▶ _LISTED ENTRIES_

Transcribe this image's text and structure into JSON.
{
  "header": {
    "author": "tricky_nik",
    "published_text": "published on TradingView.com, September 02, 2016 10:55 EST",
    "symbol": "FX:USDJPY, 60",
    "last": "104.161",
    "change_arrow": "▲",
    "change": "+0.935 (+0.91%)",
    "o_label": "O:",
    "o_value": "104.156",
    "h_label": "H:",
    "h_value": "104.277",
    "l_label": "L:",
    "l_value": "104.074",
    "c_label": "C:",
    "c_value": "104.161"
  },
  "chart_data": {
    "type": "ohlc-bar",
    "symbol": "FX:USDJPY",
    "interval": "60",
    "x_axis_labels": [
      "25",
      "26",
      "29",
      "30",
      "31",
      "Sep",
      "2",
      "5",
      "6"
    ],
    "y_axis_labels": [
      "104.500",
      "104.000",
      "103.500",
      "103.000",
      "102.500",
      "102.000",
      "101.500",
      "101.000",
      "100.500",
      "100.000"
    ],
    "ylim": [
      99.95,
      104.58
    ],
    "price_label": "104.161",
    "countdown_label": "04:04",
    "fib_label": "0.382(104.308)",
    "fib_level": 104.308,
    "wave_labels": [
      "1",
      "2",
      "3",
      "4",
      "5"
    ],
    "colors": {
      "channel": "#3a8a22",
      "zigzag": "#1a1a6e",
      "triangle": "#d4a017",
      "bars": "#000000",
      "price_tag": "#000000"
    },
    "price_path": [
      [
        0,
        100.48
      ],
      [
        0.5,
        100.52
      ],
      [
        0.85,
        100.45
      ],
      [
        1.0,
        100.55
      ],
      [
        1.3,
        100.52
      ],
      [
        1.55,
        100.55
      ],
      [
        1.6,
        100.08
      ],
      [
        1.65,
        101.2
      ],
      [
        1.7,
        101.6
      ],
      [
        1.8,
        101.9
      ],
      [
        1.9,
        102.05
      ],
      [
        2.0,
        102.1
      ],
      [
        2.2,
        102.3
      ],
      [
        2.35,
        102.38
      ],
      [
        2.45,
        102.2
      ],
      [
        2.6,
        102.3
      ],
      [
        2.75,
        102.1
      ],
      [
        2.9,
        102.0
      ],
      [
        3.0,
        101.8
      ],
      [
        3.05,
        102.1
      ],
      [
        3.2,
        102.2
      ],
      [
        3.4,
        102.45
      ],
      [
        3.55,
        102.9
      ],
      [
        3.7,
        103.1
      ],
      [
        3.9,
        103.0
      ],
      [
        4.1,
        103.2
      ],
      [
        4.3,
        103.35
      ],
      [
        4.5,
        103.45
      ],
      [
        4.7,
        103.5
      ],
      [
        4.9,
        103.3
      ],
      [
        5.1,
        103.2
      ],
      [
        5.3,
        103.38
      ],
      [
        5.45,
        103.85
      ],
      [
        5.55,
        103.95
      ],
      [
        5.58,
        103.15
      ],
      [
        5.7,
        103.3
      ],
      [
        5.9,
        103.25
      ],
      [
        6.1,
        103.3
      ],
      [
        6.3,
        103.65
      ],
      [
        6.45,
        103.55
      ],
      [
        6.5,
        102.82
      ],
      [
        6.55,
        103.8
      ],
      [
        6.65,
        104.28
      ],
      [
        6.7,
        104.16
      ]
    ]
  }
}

▶ _TASK_
Determine how many lines of the data contain the word "symbol", and reply with that number only.

▶ _WRITTEN RESPONSE_
2